STATED TASK: Set out every line bearing the string "Home".

[start]

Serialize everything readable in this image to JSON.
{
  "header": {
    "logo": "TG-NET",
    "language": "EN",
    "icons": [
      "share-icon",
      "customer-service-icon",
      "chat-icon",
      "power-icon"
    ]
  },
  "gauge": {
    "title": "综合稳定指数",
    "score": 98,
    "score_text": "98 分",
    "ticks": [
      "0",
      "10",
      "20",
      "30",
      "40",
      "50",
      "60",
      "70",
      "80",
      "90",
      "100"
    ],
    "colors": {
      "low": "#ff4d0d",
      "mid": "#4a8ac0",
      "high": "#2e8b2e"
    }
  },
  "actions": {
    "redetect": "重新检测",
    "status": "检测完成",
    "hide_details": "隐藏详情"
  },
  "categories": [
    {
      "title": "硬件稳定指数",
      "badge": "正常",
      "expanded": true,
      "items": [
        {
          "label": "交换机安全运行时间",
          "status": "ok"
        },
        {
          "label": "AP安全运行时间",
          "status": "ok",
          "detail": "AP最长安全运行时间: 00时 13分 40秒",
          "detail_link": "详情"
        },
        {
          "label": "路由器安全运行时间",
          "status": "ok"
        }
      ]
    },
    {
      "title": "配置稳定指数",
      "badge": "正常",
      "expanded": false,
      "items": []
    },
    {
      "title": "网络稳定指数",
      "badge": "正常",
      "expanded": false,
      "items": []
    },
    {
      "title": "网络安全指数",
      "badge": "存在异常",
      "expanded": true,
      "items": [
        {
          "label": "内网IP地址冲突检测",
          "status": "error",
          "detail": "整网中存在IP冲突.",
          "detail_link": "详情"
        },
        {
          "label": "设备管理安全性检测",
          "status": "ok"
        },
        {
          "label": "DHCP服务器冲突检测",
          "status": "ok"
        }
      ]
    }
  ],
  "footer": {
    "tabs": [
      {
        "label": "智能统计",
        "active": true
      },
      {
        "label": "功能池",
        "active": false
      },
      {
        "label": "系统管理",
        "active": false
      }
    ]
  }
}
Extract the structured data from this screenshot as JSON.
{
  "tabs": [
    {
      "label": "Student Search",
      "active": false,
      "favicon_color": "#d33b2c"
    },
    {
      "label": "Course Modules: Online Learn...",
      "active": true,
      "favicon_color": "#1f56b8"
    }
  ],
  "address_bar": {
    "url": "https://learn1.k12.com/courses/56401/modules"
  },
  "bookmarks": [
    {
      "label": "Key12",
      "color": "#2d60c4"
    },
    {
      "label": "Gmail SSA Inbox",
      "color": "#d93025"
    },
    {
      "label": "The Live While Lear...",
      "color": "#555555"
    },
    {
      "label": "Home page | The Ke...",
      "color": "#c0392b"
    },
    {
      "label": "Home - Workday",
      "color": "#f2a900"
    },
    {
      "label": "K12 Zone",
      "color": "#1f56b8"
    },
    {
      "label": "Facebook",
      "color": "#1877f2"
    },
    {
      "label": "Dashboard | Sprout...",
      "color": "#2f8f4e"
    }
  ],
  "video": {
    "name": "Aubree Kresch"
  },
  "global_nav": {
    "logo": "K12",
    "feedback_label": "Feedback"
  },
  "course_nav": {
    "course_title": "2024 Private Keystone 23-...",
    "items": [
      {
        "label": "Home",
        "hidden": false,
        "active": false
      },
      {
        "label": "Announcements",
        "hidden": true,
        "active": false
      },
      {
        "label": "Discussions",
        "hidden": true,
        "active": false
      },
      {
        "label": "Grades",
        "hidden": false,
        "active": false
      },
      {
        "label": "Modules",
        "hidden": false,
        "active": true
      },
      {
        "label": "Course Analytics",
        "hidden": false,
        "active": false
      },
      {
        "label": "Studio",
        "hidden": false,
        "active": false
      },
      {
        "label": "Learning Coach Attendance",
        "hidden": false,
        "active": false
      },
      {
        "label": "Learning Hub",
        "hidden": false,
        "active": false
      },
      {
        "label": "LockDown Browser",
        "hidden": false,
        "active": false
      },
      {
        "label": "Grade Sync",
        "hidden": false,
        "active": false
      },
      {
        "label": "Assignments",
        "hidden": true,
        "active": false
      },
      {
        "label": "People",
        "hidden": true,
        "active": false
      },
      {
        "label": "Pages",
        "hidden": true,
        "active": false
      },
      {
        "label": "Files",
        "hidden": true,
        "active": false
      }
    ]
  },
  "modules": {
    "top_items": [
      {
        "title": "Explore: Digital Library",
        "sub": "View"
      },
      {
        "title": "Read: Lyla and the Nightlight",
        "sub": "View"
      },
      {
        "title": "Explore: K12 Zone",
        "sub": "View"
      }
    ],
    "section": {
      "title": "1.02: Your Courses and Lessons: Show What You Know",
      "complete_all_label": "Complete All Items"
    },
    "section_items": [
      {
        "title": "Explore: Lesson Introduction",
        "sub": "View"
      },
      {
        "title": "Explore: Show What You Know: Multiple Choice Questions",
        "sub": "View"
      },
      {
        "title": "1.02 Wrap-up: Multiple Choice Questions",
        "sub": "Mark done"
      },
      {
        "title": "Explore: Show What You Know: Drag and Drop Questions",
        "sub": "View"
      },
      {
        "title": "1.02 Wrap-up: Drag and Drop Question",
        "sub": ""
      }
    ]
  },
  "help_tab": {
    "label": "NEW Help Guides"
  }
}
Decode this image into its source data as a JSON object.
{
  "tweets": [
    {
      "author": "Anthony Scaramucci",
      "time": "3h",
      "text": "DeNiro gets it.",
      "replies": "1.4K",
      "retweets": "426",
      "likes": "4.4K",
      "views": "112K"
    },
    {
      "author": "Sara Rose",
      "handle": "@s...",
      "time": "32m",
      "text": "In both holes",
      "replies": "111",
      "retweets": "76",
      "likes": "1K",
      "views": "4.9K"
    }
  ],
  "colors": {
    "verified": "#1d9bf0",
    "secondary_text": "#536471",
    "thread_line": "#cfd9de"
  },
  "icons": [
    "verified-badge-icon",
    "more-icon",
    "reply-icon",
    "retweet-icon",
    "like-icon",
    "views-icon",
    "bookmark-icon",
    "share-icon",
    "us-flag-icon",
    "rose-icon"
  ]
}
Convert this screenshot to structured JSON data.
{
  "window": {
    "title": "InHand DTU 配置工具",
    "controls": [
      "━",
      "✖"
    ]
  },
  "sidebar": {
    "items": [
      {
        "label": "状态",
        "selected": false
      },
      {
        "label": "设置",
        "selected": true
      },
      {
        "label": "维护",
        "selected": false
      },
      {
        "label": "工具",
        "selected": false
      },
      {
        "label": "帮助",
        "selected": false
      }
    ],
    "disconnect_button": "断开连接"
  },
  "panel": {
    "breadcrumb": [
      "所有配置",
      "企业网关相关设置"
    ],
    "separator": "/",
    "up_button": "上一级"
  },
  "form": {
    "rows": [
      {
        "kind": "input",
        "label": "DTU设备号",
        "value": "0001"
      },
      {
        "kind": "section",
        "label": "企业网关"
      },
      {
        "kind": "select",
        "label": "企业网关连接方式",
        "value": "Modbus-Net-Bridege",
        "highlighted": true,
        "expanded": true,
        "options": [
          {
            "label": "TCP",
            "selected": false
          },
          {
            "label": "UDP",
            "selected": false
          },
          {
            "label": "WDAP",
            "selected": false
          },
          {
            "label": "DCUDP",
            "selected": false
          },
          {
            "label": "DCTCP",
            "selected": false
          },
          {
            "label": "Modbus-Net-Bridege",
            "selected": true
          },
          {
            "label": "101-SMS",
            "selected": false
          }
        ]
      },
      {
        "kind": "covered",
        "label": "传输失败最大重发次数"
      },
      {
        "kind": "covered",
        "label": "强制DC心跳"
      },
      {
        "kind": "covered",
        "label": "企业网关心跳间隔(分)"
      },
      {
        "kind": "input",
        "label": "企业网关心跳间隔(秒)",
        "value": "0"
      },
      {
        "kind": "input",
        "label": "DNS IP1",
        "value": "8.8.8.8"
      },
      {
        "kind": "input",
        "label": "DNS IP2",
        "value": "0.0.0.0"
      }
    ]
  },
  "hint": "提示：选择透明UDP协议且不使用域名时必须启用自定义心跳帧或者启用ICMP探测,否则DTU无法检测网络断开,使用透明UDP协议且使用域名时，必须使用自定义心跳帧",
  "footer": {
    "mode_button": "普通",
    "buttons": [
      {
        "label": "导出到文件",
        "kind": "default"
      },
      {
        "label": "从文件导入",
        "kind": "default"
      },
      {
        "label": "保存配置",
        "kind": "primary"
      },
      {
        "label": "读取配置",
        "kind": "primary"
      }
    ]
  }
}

[end]

IN RESPONSE:
      "label": "Home page | The Ke...",
      "label": "Home - Workday",
        "label": "Home",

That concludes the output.